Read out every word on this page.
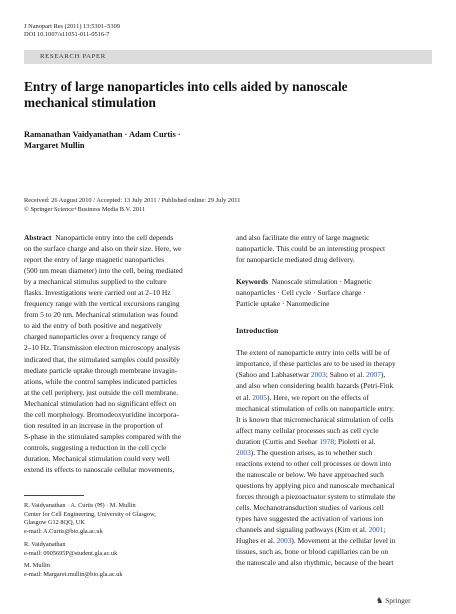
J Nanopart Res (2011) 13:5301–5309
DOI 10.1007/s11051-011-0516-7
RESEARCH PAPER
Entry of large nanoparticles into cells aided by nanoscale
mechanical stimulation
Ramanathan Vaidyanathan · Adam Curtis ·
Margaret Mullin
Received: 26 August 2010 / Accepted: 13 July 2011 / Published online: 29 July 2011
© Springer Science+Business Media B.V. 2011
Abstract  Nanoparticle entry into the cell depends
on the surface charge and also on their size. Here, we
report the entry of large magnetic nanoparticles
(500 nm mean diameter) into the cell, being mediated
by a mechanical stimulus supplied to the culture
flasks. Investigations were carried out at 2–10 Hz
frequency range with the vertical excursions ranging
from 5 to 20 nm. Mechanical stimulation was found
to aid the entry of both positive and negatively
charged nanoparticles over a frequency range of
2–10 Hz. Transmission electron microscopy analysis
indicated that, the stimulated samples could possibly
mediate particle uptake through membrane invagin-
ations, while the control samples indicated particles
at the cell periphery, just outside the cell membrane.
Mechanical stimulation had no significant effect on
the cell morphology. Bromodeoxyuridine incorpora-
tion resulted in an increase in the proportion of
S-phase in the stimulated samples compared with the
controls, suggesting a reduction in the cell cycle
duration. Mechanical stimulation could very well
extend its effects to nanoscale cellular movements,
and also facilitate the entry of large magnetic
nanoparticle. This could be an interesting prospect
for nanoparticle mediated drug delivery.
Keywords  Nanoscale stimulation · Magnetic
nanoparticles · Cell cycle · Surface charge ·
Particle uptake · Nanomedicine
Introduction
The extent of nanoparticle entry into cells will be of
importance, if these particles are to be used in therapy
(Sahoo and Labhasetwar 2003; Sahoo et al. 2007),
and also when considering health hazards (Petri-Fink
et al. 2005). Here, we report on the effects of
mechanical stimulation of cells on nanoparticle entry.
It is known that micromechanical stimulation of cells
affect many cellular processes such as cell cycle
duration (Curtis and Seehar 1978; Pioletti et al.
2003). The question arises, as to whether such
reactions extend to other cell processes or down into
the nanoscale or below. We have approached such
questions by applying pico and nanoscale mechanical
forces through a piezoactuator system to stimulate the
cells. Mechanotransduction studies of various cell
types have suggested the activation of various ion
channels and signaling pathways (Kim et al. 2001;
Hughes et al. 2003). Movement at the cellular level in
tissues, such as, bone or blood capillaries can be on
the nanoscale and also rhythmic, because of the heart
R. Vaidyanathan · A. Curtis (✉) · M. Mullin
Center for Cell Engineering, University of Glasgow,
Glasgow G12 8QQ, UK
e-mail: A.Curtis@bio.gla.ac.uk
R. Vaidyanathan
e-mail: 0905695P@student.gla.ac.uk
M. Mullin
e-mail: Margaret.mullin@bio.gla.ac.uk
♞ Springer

══════════════════════════════

> Your goal
Using the records above, copy each line that contains "cells".

> Response to the task
Entry of large nanoparticles into cells aided by nanoscale
The extent of nanoparticle entry into cells will be of
mechanical stimulation of cells on nanoparticle entry.
It is known that micromechanical stimulation of cells
cells. Mechanotransduction studies of various cell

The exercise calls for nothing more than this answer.